**Your objective**
Transcribe every entry word for word, leaving out all images.

--- START Records supplied ---

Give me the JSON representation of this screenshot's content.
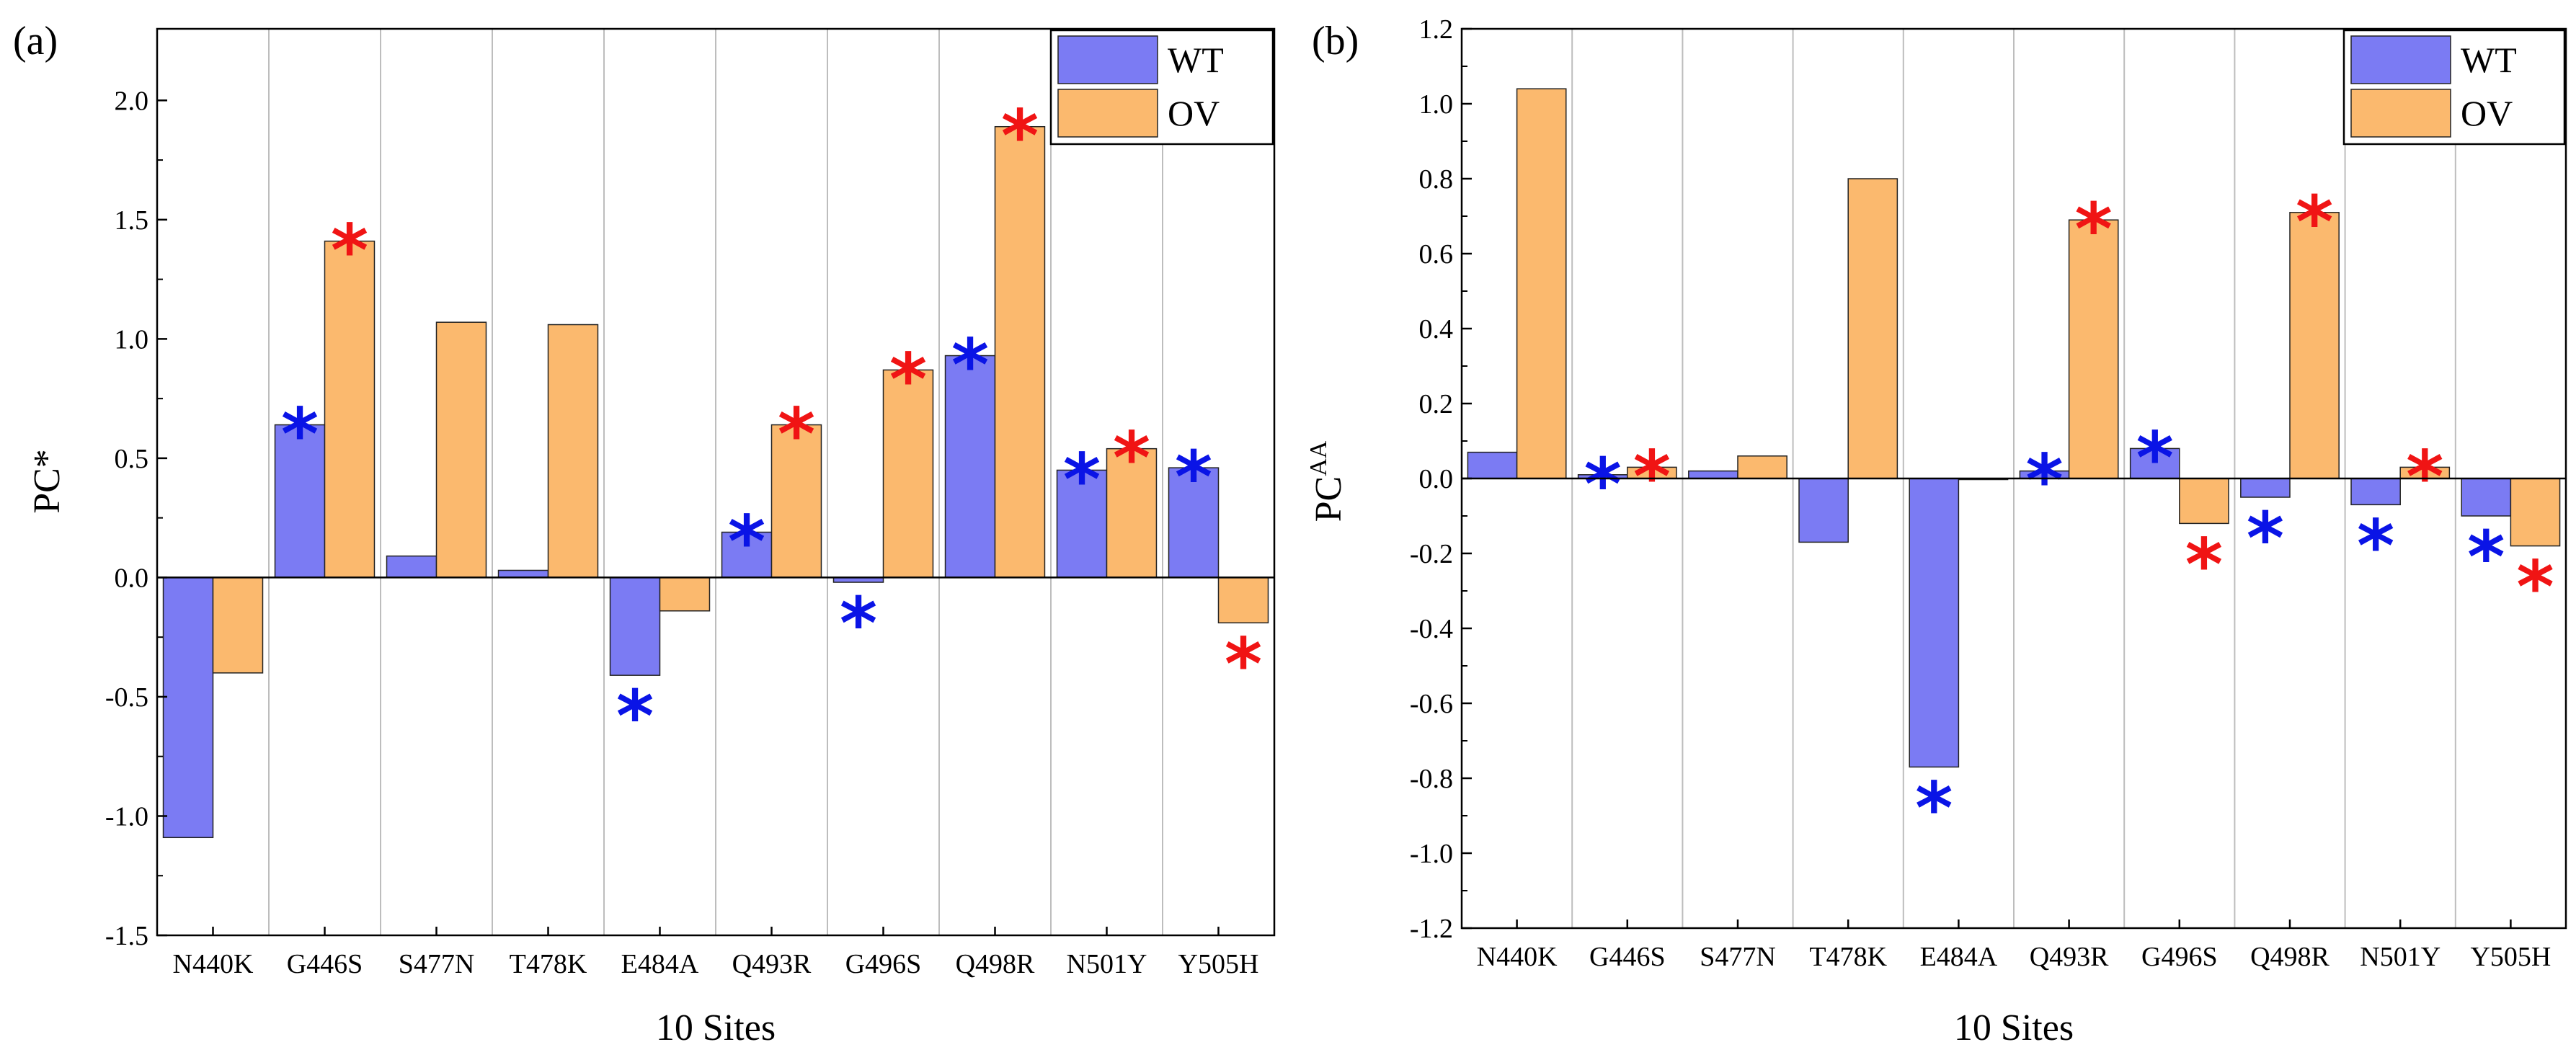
{
  "chart_data": [
    {
      "type": "bar",
      "panel_label": "(a)",
      "ylabel": "PC*",
      "ylabel_sup": "",
      "xlabel": "10 Sites",
      "ylim": [
        -1.5,
        2.3
      ],
      "yticks": [
        -1.5,
        -1.0,
        -0.5,
        0.0,
        0.5,
        1.0,
        1.5,
        2.0
      ],
      "ytick_labels": [
        "-1.5",
        "-1.0",
        "-0.5",
        "0.0",
        "0.5",
        "1.0",
        "1.5",
        "2.0"
      ],
      "grid": true,
      "legend_position": "top-right",
      "categories": [
        "N440K",
        "G446S",
        "S477N",
        "T478K",
        "E484A",
        "Q493R",
        "G496S",
        "Q498R",
        "N501Y",
        "Y505H"
      ],
      "series": [
        {
          "name": "WT",
          "color": "#7B7BF3",
          "values": [
            -1.09,
            0.64,
            0.09,
            0.03,
            -0.41,
            0.19,
            -0.02,
            0.93,
            0.45,
            0.46
          ]
        },
        {
          "name": "OV",
          "color": "#FBB96E",
          "values": [
            -0.4,
            1.41,
            1.07,
            1.06,
            -0.14,
            0.64,
            0.87,
            1.89,
            0.54,
            -0.19
          ]
        }
      ],
      "significance": {
        "symbol": "*",
        "WT": [
          false,
          true,
          false,
          false,
          true,
          true,
          true,
          true,
          true,
          true
        ],
        "OV": [
          false,
          true,
          false,
          false,
          false,
          true,
          true,
          true,
          true,
          true
        ]
      }
    },
    {
      "type": "bar",
      "panel_label": "(b)",
      "ylabel": "PC",
      "ylabel_sup": "AA",
      "xlabel": "10 Sites",
      "ylim": [
        -1.2,
        1.2
      ],
      "yticks": [
        -1.2,
        -1.0,
        -0.8,
        -0.6,
        -0.4,
        -0.2,
        0.0,
        0.2,
        0.4,
        0.6,
        0.8,
        1.0,
        1.2
      ],
      "ytick_labels": [
        "-1.2",
        "-1.0",
        "-0.8",
        "-0.6",
        "-0.4",
        "-0.2",
        "0.0",
        "0.2",
        "0.4",
        "0.6",
        "0.8",
        "1.0",
        "1.2"
      ],
      "grid": true,
      "legend_position": "top-right",
      "categories": [
        "N440K",
        "G446S",
        "S477N",
        "T478K",
        "E484A",
        "Q493R",
        "G496S",
        "Q498R",
        "N501Y",
        "Y505H"
      ],
      "series": [
        {
          "name": "WT",
          "color": "#7B7BF3",
          "values": [
            0.07,
            0.01,
            0.02,
            -0.17,
            -0.77,
            0.02,
            0.08,
            -0.05,
            -0.07,
            -0.1
          ]
        },
        {
          "name": "OV",
          "color": "#FBB96E",
          "values": [
            1.04,
            0.03,
            0.06,
            0.8,
            0.0,
            0.69,
            -0.12,
            0.71,
            0.03,
            -0.18
          ]
        }
      ],
      "significance": {
        "symbol": "*",
        "WT": [
          false,
          true,
          false,
          false,
          true,
          true,
          true,
          true,
          true,
          true
        ],
        "OV": [
          false,
          true,
          false,
          false,
          false,
          true,
          true,
          true,
          true,
          true
        ]
      }
    }
  ],
  "star_colors": {
    "WT": "#0A14E6",
    "OV": "#F01414"
  }
}
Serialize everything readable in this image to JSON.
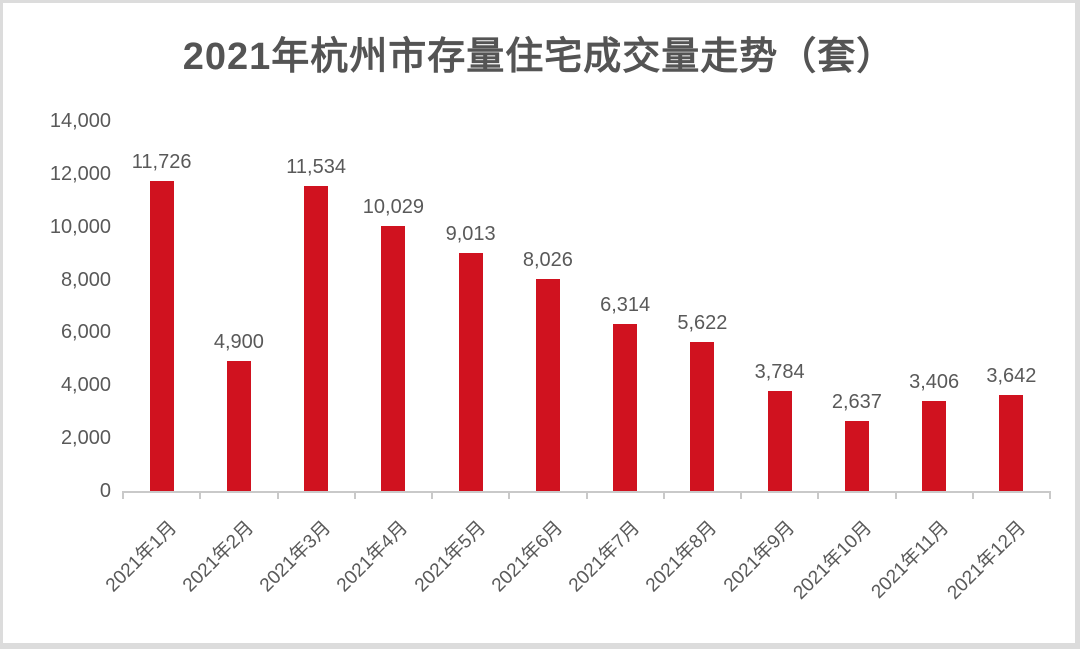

--- END Records supplied ---

**Task answer**
Give me the JSON representation of this screenshot's content.
{
  "chart_data": [
    {
      "type": "bar",
      "panel_label": "(a)",
      "ylabel": "PC*",
      "ylabel_sup": "",
      "xlabel": "10 Sites",
      "ylim": [
        -1.5,
        2.3
      ],
      "yticks": [
        -1.5,
        -1.0,
        -0.5,
        0.0,
        0.5,
        1.0,
        1.5,
        2.0
      ],
      "ytick_labels": [
        "-1.5",
        "-1.0",
        "-0.5",
        "0.0",
        "0.5",
        "1.0",
        "1.5",
        "2.0"
      ],
      "grid": true,
      "legend_position": "top-right",
      "categories": [
        "N440K",
        "G446S",
        "S477N",
        "T478K",
        "E484A",
        "Q493R",
        "G496S",
        "Q498R",
        "N501Y",
        "Y505H"
      ],
      "series": [
        {
          "name": "WT",
          "color": "#7B7BF3",
          "values": [
            -1.09,
            0.64,
            0.09,
            0.03,
            -0.41,
            0.19,
            -0.02,
            0.93,
            0.45,
            0.46
          ]
        },
        {
          "name": "OV",
          "color": "#FBB96E",
          "values": [
            -0.4,
            1.41,
            1.07,
            1.06,
            -0.14,
            0.64,
            0.87,
            1.89,
            0.54,
            -0.19
          ]
        }
      ],
      "significance": {
        "symbol": "*",
        "WT": [
          false,
          true,
          false,
          false,
          true,
          true,
          true,
          true,
          true,
          true
        ],
        "OV": [
          false,
          true,
          false,
          false,
          false,
          true,
          true,
          true,
          true,
          true
        ]
      }
    },
    {
      "type": "bar",
      "panel_label": "(b)",
      "ylabel": "PC",
      "ylabel_sup": "AA",
      "xlabel": "10 Sites",
      "ylim": [
        -1.2,
        1.2
      ],
      "yticks": [
        -1.2,
        -1.0,
        -0.8,
        -0.6,
        -0.4,
        -0.2,
        0.0,
        0.2,
        0.4,
        0.6,
        0.8,
        1.0,
        1.2
      ],
      "ytick_labels": [
        "-1.2",
        "-1.0",
        "-0.8",
        "-0.6",
        "-0.4",
        "-0.2",
        "0.0",
        "0.2",
        "0.4",
        "0.6",
        "0.8",
        "1.0",
        "1.2"
      ],
      "grid": true,
      "legend_position": "top-right",
      "categories": [
        "N440K",
        "G446S",
        "S477N",
        "T478K",
        "E484A",
        "Q493R",
        "G496S",
        "Q498R",
        "N501Y",
        "Y505H"
      ],
      "series": [
        {
          "name": "WT",
          "color": "#7B7BF3",
          "values": [
            0.07,
            0.01,
            0.02,
            -0.17,
            -0.77,
            0.02,
            0.08,
            -0.05,
            -0.07,
            -0.1
          ]
        },
        {
          "name": "OV",
          "color": "#FBB96E",
          "values": [
            1.04,
            0.03,
            0.06,
            0.8,
            0.0,
            0.69,
            -0.12,
            0.71,
            0.03,
            -0.18
          ]
        }
      ],
      "significance": {
        "symbol": "*",
        "WT": [
          false,
          true,
          false,
          false,
          true,
          true,
          true,
          true,
          true,
          true
        ],
        "OV": [
          false,
          true,
          false,
          false,
          false,
          true,
          true,
          true,
          true,
          true
        ]
      }
    }
  ],
  "star_colors": {
    "WT": "#0A14E6",
    "OV": "#F01414"
  }
}
Serialize everything readable in this image to JSON.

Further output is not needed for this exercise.